___ Dataset records

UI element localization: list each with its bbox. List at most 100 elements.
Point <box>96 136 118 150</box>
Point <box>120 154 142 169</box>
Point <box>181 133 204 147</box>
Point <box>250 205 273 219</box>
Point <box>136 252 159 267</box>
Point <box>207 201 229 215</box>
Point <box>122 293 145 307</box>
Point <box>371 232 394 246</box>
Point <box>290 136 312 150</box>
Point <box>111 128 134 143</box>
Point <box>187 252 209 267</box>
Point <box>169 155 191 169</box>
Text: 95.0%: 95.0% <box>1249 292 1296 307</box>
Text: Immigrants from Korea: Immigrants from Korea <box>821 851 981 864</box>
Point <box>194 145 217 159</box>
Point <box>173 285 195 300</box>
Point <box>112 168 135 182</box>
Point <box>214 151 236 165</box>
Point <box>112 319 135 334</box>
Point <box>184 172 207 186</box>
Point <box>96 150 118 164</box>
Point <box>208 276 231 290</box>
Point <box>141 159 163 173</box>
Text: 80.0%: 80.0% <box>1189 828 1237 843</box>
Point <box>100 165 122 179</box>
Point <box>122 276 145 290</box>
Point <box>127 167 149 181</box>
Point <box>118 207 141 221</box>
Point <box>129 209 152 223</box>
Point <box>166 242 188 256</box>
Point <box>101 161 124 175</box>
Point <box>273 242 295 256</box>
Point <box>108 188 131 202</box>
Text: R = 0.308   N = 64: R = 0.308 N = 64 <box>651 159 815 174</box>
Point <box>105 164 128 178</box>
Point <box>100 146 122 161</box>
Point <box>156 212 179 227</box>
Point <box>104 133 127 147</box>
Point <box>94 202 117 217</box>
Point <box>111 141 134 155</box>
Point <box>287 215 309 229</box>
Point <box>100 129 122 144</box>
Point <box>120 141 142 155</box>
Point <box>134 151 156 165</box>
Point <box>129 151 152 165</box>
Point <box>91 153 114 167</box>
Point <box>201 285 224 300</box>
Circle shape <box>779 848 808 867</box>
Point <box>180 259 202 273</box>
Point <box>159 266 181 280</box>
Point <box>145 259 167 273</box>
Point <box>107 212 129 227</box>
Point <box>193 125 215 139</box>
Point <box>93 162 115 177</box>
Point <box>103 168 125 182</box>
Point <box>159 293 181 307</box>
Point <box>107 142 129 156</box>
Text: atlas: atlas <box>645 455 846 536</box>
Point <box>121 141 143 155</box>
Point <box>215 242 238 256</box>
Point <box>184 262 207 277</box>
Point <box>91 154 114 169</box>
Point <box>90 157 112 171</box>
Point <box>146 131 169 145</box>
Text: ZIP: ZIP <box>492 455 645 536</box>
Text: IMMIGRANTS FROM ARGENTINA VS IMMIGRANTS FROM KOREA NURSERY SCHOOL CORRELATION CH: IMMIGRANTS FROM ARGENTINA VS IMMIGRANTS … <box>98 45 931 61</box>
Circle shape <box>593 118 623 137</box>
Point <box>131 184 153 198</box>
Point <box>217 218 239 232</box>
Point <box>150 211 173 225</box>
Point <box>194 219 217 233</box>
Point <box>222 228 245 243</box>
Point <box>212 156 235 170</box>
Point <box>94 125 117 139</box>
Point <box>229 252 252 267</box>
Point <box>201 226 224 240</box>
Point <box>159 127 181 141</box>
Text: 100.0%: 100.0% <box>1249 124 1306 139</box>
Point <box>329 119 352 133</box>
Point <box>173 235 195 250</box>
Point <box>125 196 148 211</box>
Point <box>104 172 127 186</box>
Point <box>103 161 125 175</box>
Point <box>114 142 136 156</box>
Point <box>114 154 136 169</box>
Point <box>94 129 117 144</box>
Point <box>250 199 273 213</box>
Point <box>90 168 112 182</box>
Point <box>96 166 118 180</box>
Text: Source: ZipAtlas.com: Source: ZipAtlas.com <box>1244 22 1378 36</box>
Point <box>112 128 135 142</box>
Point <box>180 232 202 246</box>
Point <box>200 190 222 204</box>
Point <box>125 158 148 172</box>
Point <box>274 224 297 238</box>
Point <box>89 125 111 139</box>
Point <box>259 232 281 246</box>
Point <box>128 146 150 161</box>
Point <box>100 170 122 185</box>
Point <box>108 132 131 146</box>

______
___ Dataset records

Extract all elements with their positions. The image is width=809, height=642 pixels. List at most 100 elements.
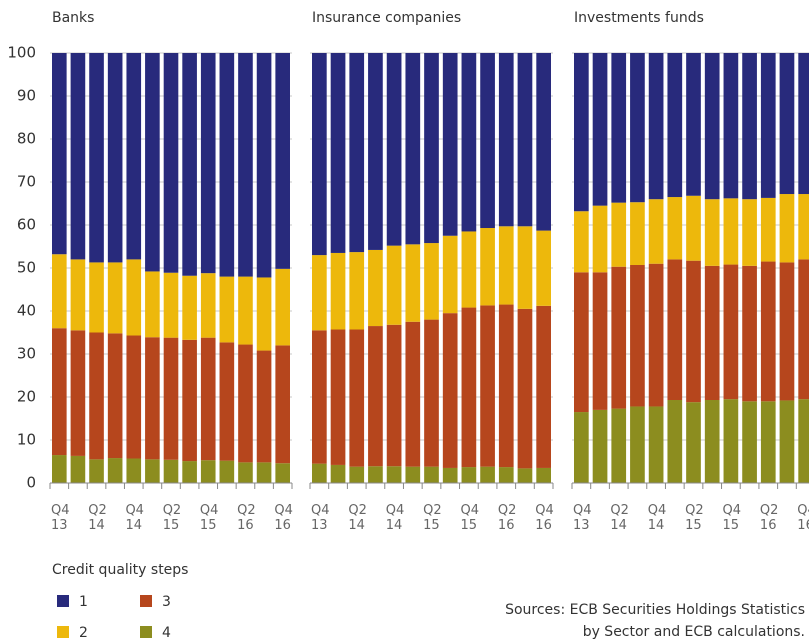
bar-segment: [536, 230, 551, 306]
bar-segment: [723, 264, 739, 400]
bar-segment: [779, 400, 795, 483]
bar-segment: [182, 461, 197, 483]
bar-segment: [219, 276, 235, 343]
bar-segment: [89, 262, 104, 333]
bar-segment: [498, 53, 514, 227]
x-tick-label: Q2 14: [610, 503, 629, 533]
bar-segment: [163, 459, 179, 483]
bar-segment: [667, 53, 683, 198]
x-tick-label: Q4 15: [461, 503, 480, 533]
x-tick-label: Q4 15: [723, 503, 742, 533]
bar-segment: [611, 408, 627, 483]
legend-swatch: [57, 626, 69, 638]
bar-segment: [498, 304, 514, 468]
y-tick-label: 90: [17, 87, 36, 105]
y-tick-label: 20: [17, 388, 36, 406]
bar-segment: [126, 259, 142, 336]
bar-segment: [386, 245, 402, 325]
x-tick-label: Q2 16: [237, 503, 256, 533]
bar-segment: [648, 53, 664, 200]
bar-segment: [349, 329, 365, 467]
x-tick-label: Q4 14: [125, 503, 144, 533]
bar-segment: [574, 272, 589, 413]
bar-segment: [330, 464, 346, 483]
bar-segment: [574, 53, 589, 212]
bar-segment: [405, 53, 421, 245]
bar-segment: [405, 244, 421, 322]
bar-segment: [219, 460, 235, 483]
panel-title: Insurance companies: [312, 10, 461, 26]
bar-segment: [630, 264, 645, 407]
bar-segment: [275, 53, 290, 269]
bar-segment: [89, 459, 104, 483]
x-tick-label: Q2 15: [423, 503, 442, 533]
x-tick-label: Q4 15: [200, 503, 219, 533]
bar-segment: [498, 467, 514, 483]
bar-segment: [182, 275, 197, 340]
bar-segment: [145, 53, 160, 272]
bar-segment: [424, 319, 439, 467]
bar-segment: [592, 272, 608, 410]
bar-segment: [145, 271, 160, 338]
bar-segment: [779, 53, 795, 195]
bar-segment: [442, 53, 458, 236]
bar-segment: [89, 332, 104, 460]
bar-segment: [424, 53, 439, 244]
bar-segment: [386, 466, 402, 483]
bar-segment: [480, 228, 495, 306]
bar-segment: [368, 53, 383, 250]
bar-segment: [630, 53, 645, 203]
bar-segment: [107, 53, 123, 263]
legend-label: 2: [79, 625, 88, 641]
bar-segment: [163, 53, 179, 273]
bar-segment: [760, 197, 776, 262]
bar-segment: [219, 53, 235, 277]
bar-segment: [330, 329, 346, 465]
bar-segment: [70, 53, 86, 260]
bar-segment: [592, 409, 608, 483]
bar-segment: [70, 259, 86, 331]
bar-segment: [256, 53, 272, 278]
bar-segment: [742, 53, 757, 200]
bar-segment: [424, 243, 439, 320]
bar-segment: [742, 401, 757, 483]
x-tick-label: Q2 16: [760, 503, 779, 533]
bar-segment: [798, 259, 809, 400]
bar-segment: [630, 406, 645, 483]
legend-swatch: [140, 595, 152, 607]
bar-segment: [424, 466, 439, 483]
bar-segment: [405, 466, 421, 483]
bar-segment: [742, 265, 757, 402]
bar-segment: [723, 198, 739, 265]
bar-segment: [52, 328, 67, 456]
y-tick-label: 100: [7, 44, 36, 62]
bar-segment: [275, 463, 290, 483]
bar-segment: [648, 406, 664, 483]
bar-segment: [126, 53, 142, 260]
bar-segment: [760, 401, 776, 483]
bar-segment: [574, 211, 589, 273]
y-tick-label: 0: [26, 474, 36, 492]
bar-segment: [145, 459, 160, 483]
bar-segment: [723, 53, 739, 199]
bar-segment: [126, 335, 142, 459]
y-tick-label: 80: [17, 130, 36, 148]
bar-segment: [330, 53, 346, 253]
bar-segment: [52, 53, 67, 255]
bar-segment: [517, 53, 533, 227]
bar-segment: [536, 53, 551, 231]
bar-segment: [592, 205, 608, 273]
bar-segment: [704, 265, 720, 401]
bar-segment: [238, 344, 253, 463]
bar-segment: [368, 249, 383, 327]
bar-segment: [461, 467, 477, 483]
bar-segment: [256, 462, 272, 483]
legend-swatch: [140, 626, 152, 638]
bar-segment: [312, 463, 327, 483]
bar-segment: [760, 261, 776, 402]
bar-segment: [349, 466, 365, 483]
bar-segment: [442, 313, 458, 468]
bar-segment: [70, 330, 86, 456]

______

Do this: Copy the lines verbatim, beginning at the line that contains "UI element localization: list" and ending after the line that contains "Point <box>159 293 181 307</box>".

The solution:
UI element localization: list each with its bbox. List at most 100 elements.
Point <box>96 136 118 150</box>
Point <box>120 154 142 169</box>
Point <box>181 133 204 147</box>
Point <box>250 205 273 219</box>
Point <box>136 252 159 267</box>
Point <box>207 201 229 215</box>
Point <box>122 293 145 307</box>
Point <box>371 232 394 246</box>
Point <box>290 136 312 150</box>
Point <box>111 128 134 143</box>
Point <box>187 252 209 267</box>
Point <box>169 155 191 169</box>
Text: 95.0%: 95.0% <box>1249 292 1296 307</box>
Text: Immigrants from Korea: Immigrants from Korea <box>821 851 981 864</box>
Point <box>194 145 217 159</box>
Point <box>173 285 195 300</box>
Point <box>112 168 135 182</box>
Point <box>214 151 236 165</box>
Point <box>112 319 135 334</box>
Point <box>184 172 207 186</box>
Point <box>96 150 118 164</box>
Point <box>208 276 231 290</box>
Point <box>141 159 163 173</box>
Text: 80.0%: 80.0% <box>1189 828 1237 843</box>
Point <box>100 165 122 179</box>
Point <box>122 276 145 290</box>
Point <box>127 167 149 181</box>
Point <box>118 207 141 221</box>
Point <box>129 209 152 223</box>
Point <box>166 242 188 256</box>
Point <box>101 161 124 175</box>
Point <box>273 242 295 256</box>
Point <box>108 188 131 202</box>
Text: R = 0.308   N = 64: R = 0.308 N = 64 <box>651 159 815 174</box>
Point <box>105 164 128 178</box>
Point <box>100 146 122 161</box>
Point <box>156 212 179 227</box>
Point <box>104 133 127 147</box>
Point <box>94 202 117 217</box>
Point <box>111 141 134 155</box>
Point <box>287 215 309 229</box>
Point <box>100 129 122 144</box>
Point <box>120 141 142 155</box>
Point <box>134 151 156 165</box>
Point <box>129 151 152 165</box>
Point <box>91 153 114 167</box>
Point <box>201 285 224 300</box>
Circle shape <box>779 848 808 867</box>
Point <box>180 259 202 273</box>
Point <box>159 266 181 280</box>
Point <box>145 259 167 273</box>
Point <box>107 212 129 227</box>
Point <box>193 125 215 139</box>
Point <box>93 162 115 177</box>
Point <box>103 168 125 182</box>
Point <box>159 293 181 307</box>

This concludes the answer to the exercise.